Select every line in the data that contains the word "Presidencies", and copy each of those lines in full.

begin Exercise data

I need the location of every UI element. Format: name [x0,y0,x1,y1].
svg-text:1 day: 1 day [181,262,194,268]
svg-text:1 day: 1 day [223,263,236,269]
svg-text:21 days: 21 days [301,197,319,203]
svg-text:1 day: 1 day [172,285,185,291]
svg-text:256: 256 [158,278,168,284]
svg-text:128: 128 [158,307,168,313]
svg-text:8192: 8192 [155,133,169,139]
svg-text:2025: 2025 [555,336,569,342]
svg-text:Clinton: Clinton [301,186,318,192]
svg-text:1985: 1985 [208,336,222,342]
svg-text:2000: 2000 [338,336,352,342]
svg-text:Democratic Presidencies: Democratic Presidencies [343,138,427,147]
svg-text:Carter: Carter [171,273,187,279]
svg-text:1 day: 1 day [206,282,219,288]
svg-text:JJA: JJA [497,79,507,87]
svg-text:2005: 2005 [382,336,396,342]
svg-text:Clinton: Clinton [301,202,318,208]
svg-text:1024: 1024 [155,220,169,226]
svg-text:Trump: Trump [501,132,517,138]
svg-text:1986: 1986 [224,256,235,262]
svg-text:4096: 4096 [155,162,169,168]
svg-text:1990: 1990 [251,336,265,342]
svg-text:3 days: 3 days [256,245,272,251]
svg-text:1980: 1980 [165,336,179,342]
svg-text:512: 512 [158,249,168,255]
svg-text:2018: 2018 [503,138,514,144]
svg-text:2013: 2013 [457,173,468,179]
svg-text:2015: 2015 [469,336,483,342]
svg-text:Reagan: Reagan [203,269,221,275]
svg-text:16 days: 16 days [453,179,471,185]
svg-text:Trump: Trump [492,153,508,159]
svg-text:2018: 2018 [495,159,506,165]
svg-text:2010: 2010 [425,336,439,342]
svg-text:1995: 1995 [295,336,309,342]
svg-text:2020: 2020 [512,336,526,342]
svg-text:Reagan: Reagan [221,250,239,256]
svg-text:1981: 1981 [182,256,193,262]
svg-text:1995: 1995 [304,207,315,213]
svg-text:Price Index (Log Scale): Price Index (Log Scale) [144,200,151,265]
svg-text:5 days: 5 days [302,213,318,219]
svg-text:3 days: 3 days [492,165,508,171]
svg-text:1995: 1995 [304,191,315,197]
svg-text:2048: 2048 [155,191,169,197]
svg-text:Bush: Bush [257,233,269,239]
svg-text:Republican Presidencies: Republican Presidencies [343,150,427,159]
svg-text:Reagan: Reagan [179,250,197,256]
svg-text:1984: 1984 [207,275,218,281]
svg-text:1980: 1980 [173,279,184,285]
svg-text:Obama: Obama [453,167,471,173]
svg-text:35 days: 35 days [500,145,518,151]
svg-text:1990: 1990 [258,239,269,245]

end Exercise data

Result below>
svg-text:Democratic Presidencies: Democratic Presidencies [343,138,427,147]
svg-text:Republican Presidencies: Republican Presidencies [343,150,427,159]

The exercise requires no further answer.